§ PROBLEM DESCRIPTION: Pull out every line containing the string "your".

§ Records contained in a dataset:

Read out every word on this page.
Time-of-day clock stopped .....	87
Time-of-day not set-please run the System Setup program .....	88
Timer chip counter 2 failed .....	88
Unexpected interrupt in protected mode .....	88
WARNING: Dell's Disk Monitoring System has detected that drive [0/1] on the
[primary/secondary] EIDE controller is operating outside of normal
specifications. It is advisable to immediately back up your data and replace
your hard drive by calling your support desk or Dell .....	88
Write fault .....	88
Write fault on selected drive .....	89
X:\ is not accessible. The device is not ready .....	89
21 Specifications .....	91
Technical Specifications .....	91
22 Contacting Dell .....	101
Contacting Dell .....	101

§ RESULT:
specifications. It is advisable to immediately back up your data and replace
your hard drive by calling your support desk or Dell .....	88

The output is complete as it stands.